_What this task involves:_
Write out the records that appear below, verbatim and complete, but without pictures.

_Data for processing:_
--- start ---

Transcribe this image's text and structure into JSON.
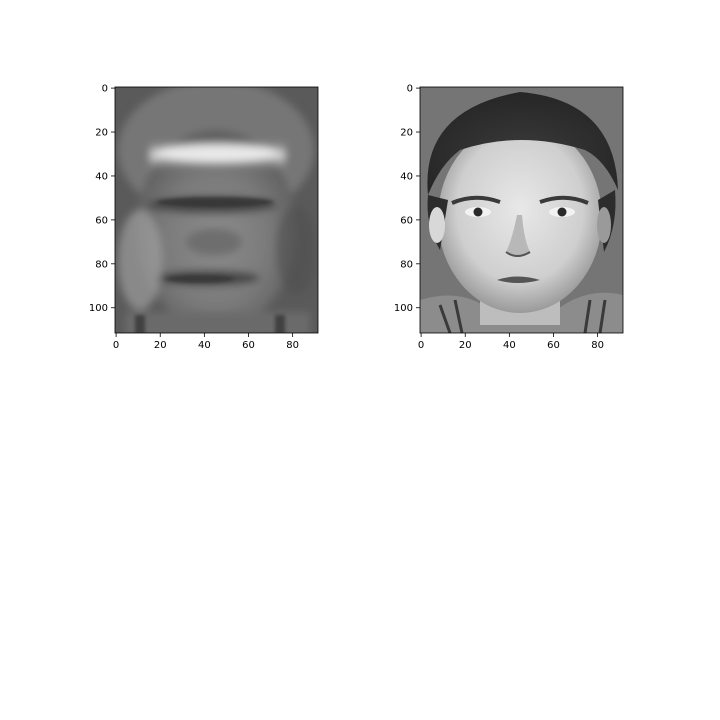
{
  "chart_data": [
    {
      "type": "heatmap",
      "title": "",
      "xlabel": "",
      "ylabel": "",
      "colormap": "gray",
      "image_shape": [
        112,
        92
      ],
      "content": "reconstructed face (blurred)",
      "xlim": [
        -0.5,
        91.5
      ],
      "ylim": [
        111.5,
        -0.5
      ],
      "xticks": [
        0,
        20,
        40,
        60,
        80
      ],
      "yticks": [
        0,
        20,
        40,
        60,
        80,
        100
      ],
      "xtick_labels": [
        "0",
        "20",
        "40",
        "60",
        "80"
      ],
      "ytick_labels": [
        "0",
        "20",
        "40",
        "60",
        "80",
        "100"
      ],
      "grid": false
    },
    {
      "type": "heatmap",
      "title": "",
      "xlabel": "",
      "ylabel": "",
      "colormap": "gray",
      "image_shape": [
        112,
        92
      ],
      "content": "original face",
      "xlim": [
        -0.5,
        91.5
      ],
      "ylim": [
        111.5,
        -0.5
      ],
      "xticks": [
        0,
        20,
        40,
        60,
        80
      ],
      "yticks": [
        0,
        20,
        40,
        60,
        80,
        100
      ],
      "xtick_labels": [
        "0",
        "20",
        "40",
        "60",
        "80"
      ],
      "ytick_labels": [
        "0",
        "20",
        "40",
        "60",
        "80",
        "100"
      ],
      "grid": false
    }
  ]
}
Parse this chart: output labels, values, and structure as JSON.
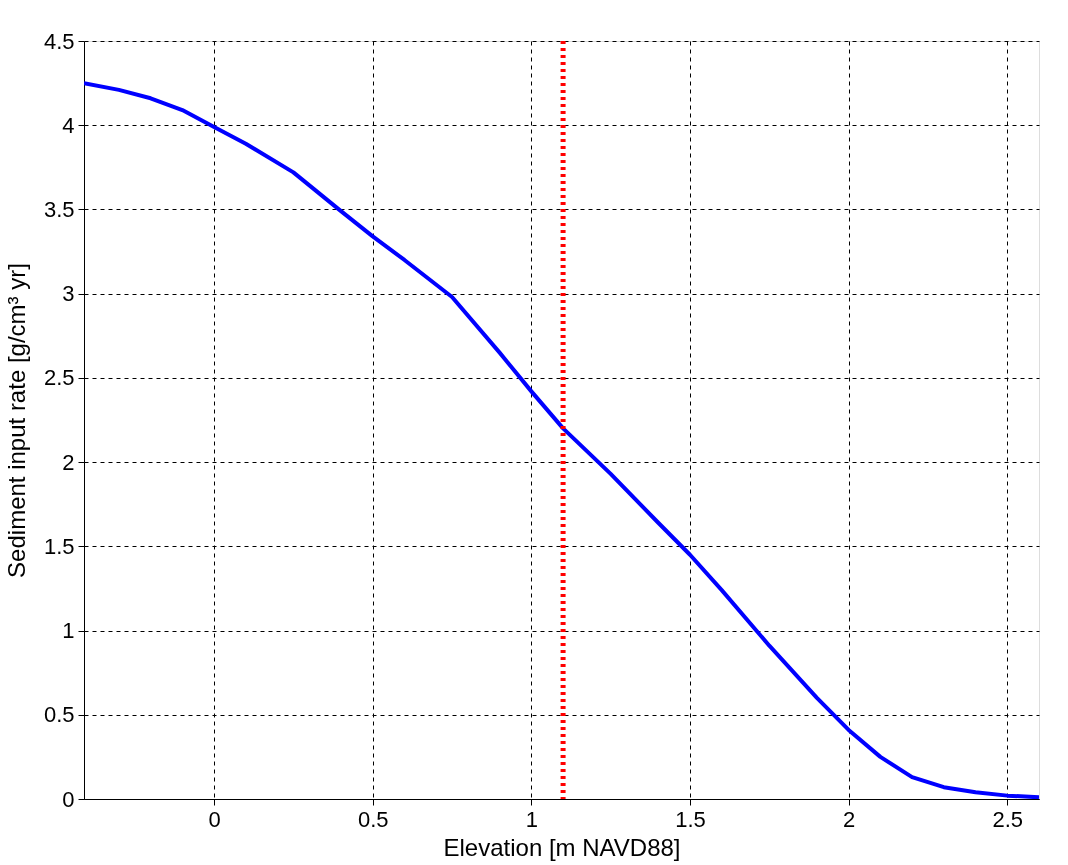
{
  "chart_data": {
    "type": "line",
    "xlabel": "Elevation [m NAVD88]",
    "ylabel": "Sediment input rate [g/cm³ yr]",
    "x": [
      -0.41,
      -0.3,
      -0.2,
      -0.1,
      0,
      0.1,
      0.25,
      0.4,
      0.5,
      0.6,
      0.75,
      0.9,
      1.0,
      1.1,
      1.25,
      1.4,
      1.5,
      1.6,
      1.75,
      1.9,
      2.0,
      2.1,
      2.2,
      2.3,
      2.4,
      2.5,
      2.6
    ],
    "series": [
      {
        "color": "#0000ff",
        "values": [
          4.25,
          4.21,
          4.16,
          4.09,
          3.99,
          3.89,
          3.72,
          3.49,
          3.34,
          3.2,
          2.98,
          2.65,
          2.42,
          2.2,
          1.93,
          1.64,
          1.45,
          1.24,
          0.91,
          0.6,
          0.41,
          0.25,
          0.13,
          0.07,
          0.04,
          0.02,
          0.01
        ]
      }
    ],
    "xlim": [
      -0.41,
      2.6
    ],
    "xticks": [
      0,
      0.5,
      1,
      1.5,
      2,
      2.5
    ],
    "ylim": [
      0,
      4.5
    ],
    "yticks": [
      0,
      0.5,
      1,
      1.5,
      2,
      2.5,
      3,
      3.5,
      4,
      4.5
    ],
    "grid": true,
    "line_style": "solid",
    "marker": "none",
    "ref_lines": [
      {
        "axis": "x",
        "value": 1.1,
        "color": "#ff0000",
        "line_style": "dotted"
      }
    ]
  }
}
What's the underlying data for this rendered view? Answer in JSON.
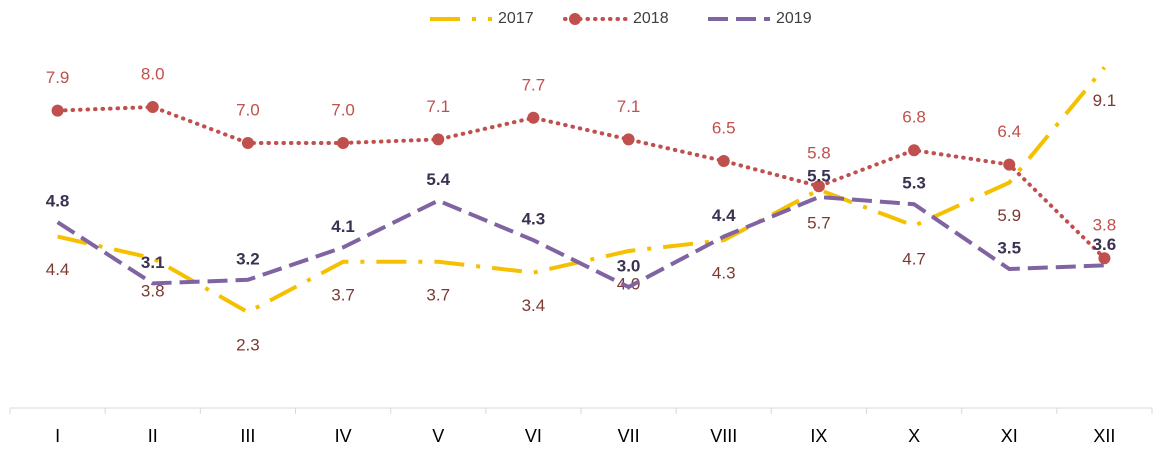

--- end ---

_Output:_
Transcribe this image's text and structure into JSON.
{
  "chart_data": [
    {
      "type": "heatmap",
      "title": "",
      "xlabel": "",
      "ylabel": "",
      "colormap": "gray",
      "image_shape": [
        112,
        92
      ],
      "content": "reconstructed face (blurred)",
      "xlim": [
        -0.5,
        91.5
      ],
      "ylim": [
        111.5,
        -0.5
      ],
      "xticks": [
        0,
        20,
        40,
        60,
        80
      ],
      "yticks": [
        0,
        20,
        40,
        60,
        80,
        100
      ],
      "xtick_labels": [
        "0",
        "20",
        "40",
        "60",
        "80"
      ],
      "ytick_labels": [
        "0",
        "20",
        "40",
        "60",
        "80",
        "100"
      ],
      "grid": false
    },
    {
      "type": "heatmap",
      "title": "",
      "xlabel": "",
      "ylabel": "",
      "colormap": "gray",
      "image_shape": [
        112,
        92
      ],
      "content": "original face",
      "xlim": [
        -0.5,
        91.5
      ],
      "ylim": [
        111.5,
        -0.5
      ],
      "xticks": [
        0,
        20,
        40,
        60,
        80
      ],
      "yticks": [
        0,
        20,
        40,
        60,
        80,
        100
      ],
      "xtick_labels": [
        "0",
        "20",
        "40",
        "60",
        "80"
      ],
      "ytick_labels": [
        "0",
        "20",
        "40",
        "60",
        "80",
        "100"
      ],
      "grid": false
    }
  ]
}
Parse this chart: output labels, values, and structure as JSON.
{
  "chart_data": {
    "type": "line",
    "xlabel": "Elevation [m NAVD88]",
    "ylabel": "Sediment input rate [g/cm³ yr]",
    "x": [
      -0.41,
      -0.3,
      -0.2,
      -0.1,
      0,
      0.1,
      0.25,
      0.4,
      0.5,
      0.6,
      0.75,
      0.9,
      1.0,
      1.1,
      1.25,
      1.4,
      1.5,
      1.6,
      1.75,
      1.9,
      2.0,
      2.1,
      2.2,
      2.3,
      2.4,
      2.5,
      2.6
    ],
    "series": [
      {
        "color": "#0000ff",
        "values": [
          4.25,
          4.21,
          4.16,
          4.09,
          3.99,
          3.89,
          3.72,
          3.49,
          3.34,
          3.2,
          2.98,
          2.65,
          2.42,
          2.2,
          1.93,
          1.64,
          1.45,
          1.24,
          0.91,
          0.6,
          0.41,
          0.25,
          0.13,
          0.07,
          0.04,
          0.02,
          0.01
        ]
      }
    ],
    "xlim": [
      -0.41,
      2.6
    ],
    "xticks": [
      0,
      0.5,
      1,
      1.5,
      2,
      2.5
    ],
    "ylim": [
      0,
      4.5
    ],
    "yticks": [
      0,
      0.5,
      1,
      1.5,
      2,
      2.5,
      3,
      3.5,
      4,
      4.5
    ],
    "grid": true,
    "line_style": "solid",
    "marker": "none",
    "ref_lines": [
      {
        "axis": "x",
        "value": 1.1,
        "color": "#ff0000",
        "line_style": "dotted"
      }
    ]
  }
}
What's the underlying data for this rendered view? Answer in JSON.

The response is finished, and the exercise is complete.